OBJECTIVE
Lines that hold the word "TOPOLOGY" should be located and copied.

## Start INPUT MATERIAL

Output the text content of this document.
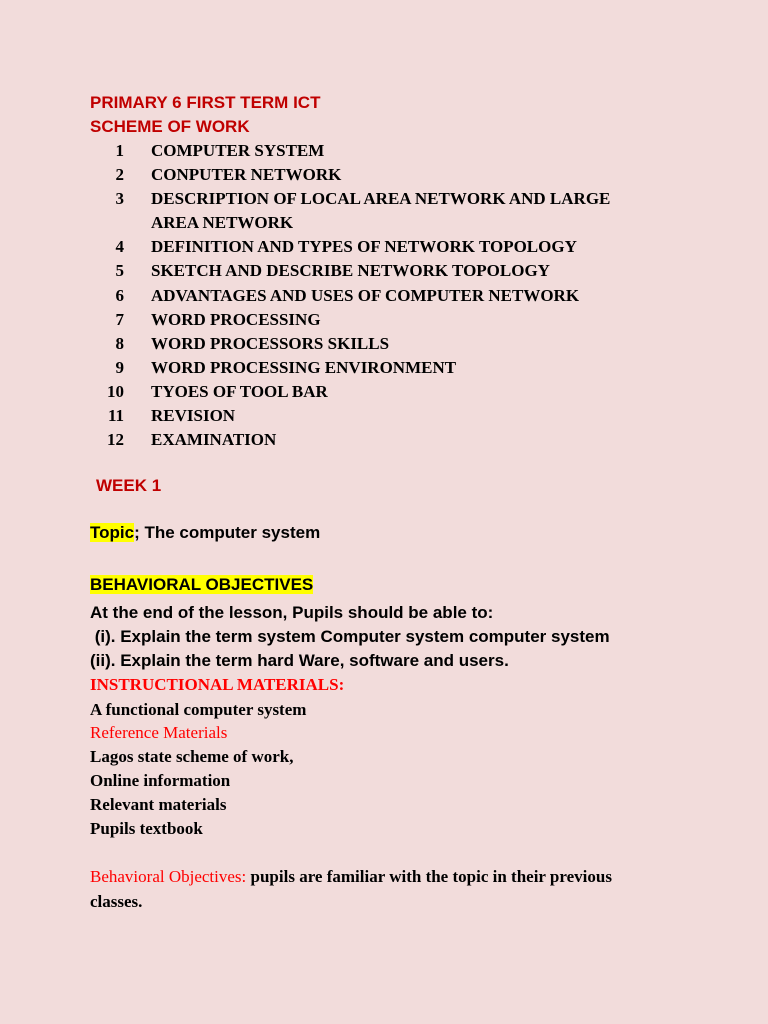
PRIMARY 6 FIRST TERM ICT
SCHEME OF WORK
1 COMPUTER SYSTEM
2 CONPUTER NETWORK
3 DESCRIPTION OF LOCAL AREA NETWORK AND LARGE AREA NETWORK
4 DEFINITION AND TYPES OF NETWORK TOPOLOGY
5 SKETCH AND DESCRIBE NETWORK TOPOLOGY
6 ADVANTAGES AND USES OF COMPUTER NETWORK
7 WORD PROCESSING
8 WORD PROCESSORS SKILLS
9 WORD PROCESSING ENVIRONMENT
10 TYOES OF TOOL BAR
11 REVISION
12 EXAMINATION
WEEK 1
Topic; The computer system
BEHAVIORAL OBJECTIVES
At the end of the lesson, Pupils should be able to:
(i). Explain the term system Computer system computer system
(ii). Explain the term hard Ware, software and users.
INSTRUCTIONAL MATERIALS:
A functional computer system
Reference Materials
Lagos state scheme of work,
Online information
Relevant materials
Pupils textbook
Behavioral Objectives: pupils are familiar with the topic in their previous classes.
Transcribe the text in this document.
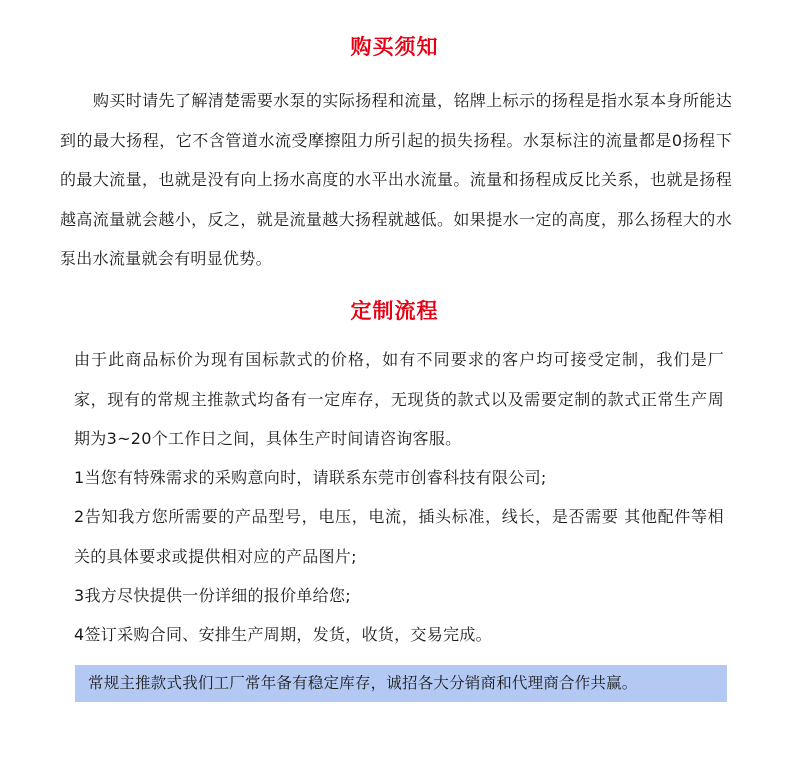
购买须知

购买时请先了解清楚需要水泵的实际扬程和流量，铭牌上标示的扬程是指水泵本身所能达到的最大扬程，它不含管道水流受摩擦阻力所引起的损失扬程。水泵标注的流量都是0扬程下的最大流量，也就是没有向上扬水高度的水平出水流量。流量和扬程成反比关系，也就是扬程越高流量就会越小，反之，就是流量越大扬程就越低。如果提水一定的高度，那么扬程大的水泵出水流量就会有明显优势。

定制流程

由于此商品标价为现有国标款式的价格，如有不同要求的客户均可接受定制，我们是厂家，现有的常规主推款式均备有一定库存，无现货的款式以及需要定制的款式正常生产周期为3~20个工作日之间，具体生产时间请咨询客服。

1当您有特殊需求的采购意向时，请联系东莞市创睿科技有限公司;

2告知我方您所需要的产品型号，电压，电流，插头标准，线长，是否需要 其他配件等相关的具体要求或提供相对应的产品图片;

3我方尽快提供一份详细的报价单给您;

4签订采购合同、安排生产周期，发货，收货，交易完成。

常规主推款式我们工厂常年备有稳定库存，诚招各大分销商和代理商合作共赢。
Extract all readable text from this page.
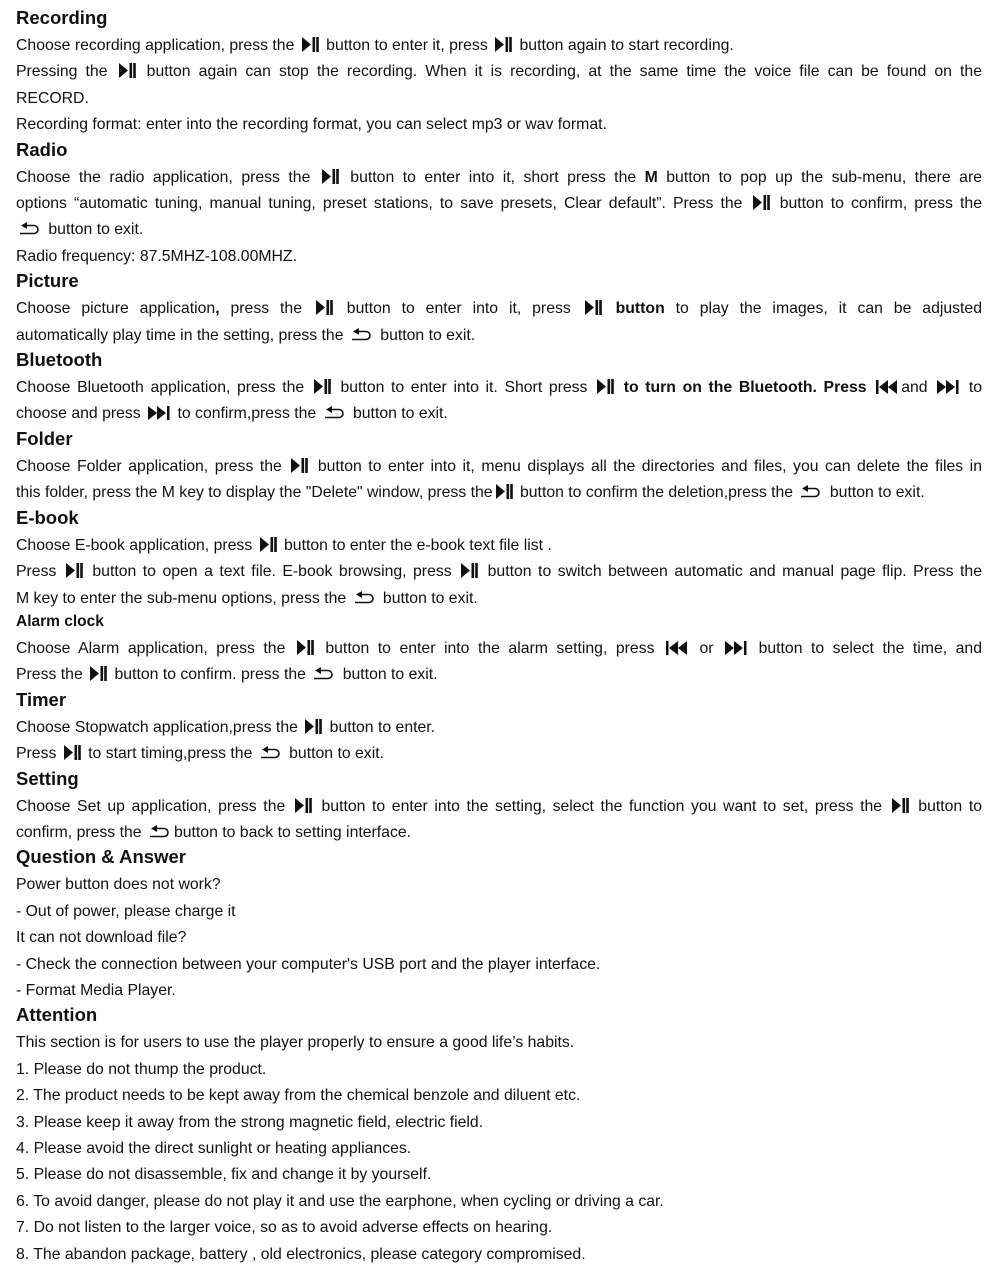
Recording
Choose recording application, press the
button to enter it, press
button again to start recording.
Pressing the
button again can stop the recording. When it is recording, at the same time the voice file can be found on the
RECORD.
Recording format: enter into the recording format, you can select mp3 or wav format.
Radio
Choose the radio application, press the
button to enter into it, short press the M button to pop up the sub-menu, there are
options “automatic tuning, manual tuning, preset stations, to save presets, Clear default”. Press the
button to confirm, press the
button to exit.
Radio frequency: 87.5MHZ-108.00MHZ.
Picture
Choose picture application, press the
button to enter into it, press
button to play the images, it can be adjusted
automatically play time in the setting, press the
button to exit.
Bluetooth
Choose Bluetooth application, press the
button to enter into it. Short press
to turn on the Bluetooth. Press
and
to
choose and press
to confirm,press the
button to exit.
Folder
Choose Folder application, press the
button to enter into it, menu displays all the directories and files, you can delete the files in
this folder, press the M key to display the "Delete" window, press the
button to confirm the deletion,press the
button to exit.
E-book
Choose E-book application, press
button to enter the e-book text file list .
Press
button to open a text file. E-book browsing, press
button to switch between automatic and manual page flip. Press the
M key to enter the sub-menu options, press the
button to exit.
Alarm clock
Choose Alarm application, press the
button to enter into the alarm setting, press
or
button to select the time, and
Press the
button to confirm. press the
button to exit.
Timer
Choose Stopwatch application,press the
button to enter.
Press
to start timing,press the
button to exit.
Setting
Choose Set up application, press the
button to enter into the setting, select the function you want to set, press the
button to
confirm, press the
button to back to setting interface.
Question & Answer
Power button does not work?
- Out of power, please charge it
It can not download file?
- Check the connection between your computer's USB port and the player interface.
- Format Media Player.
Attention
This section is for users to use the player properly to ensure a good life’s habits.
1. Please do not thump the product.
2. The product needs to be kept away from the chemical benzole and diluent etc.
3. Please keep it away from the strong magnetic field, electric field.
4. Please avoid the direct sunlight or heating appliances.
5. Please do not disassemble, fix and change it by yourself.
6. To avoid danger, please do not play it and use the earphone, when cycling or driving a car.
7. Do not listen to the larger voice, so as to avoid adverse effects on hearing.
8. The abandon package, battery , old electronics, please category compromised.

## End INPUT MATERIAL
## Start INPUT MATERIAL

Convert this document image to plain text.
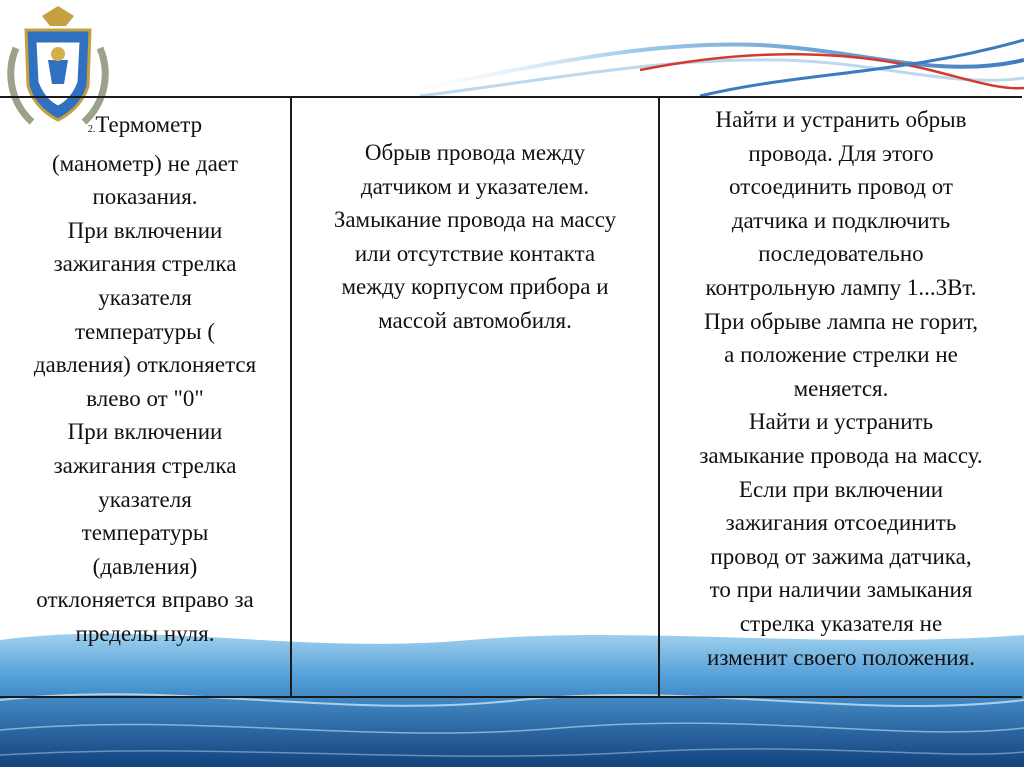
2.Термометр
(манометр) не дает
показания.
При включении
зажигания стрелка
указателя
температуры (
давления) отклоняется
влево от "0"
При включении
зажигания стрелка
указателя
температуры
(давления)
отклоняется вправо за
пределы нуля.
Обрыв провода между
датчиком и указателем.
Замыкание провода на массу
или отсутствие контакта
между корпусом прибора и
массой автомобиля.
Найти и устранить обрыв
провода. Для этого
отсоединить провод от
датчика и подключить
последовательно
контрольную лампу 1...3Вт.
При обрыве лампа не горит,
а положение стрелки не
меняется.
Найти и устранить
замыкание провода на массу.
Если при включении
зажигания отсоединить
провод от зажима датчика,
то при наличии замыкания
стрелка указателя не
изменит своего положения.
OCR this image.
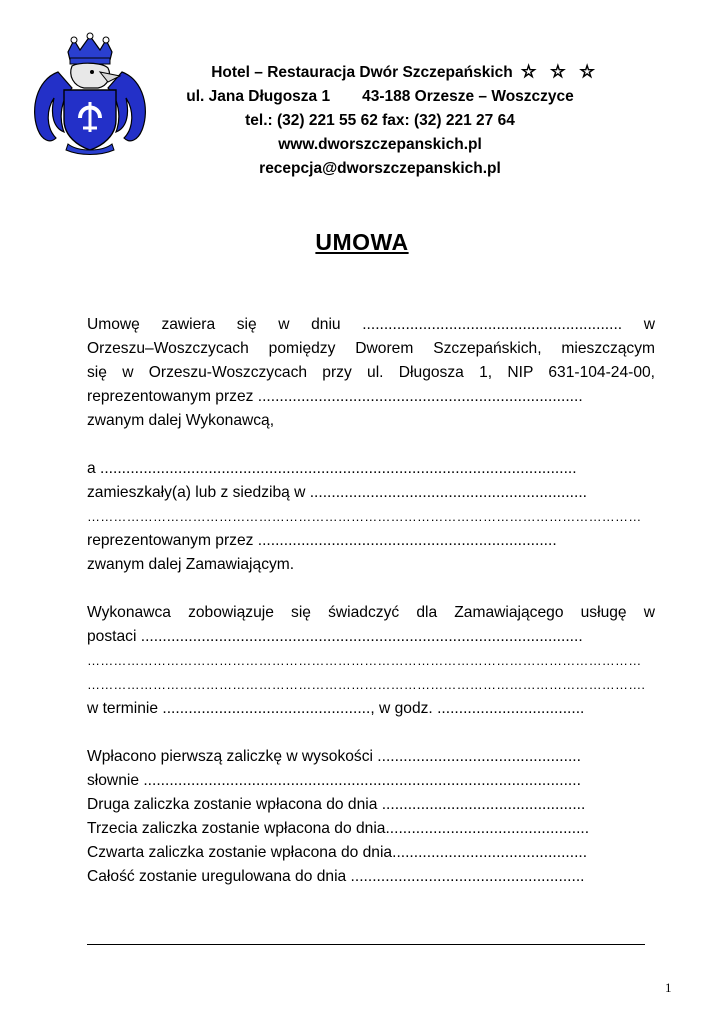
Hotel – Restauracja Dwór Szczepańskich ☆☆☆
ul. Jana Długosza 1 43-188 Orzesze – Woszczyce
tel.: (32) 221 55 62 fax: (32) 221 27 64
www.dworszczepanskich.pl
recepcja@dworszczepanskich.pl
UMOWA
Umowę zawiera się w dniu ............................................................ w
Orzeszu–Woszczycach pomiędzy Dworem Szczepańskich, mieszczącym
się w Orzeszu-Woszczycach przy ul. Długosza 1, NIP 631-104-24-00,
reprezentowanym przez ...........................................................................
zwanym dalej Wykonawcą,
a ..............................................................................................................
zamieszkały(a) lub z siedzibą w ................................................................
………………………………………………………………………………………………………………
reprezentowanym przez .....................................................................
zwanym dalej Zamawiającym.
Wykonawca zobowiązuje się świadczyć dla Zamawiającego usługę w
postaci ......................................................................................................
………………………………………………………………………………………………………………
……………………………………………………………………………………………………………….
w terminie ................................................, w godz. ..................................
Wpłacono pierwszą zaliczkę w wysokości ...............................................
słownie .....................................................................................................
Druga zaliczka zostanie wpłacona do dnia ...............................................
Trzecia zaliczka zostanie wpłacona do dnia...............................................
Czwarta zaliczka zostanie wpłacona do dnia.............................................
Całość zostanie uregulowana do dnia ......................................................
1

## End INPUT MATERIAL
## Start INPUT MATERIAL

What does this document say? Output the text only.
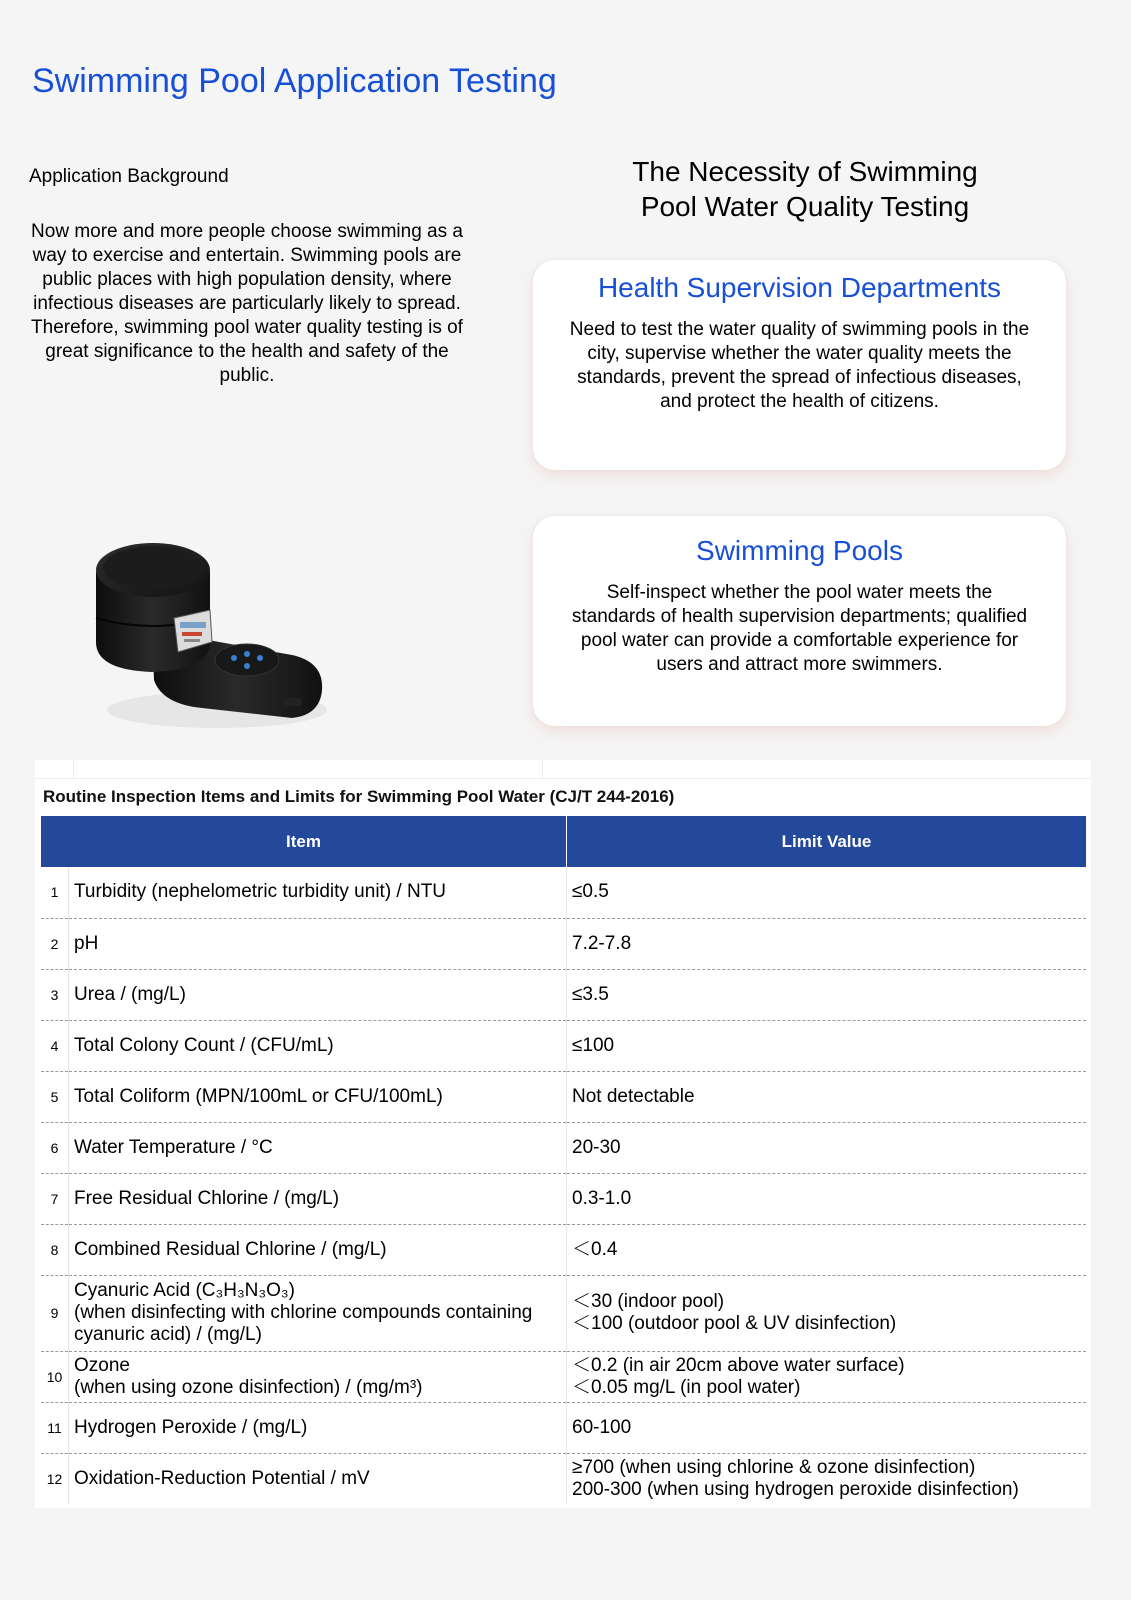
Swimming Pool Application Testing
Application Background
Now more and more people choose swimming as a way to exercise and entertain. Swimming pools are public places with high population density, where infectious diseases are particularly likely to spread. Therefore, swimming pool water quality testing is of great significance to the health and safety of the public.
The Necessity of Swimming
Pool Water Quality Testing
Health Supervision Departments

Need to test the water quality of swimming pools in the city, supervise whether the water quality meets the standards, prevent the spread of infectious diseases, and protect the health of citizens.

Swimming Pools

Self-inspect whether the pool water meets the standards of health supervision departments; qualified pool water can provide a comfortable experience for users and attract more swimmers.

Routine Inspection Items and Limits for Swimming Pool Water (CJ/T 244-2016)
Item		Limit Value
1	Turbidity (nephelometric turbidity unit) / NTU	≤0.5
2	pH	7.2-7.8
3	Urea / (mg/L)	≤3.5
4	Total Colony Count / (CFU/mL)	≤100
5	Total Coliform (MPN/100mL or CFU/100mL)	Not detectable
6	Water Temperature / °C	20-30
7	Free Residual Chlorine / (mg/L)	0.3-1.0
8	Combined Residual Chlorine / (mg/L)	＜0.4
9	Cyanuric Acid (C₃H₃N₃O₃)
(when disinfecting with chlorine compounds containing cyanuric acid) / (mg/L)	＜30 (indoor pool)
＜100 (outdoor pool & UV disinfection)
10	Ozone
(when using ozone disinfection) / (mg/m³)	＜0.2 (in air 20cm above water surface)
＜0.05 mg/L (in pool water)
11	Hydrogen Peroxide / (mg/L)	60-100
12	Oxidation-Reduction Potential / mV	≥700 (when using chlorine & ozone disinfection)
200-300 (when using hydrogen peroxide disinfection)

## End INPUT MATERIAL

COMPLETE OUTPUT
4 DEFINITION AND TYPES OF NETWORK TOPOLOGY
5 SKETCH AND DESCRIBE NETWORK TOPOLOGY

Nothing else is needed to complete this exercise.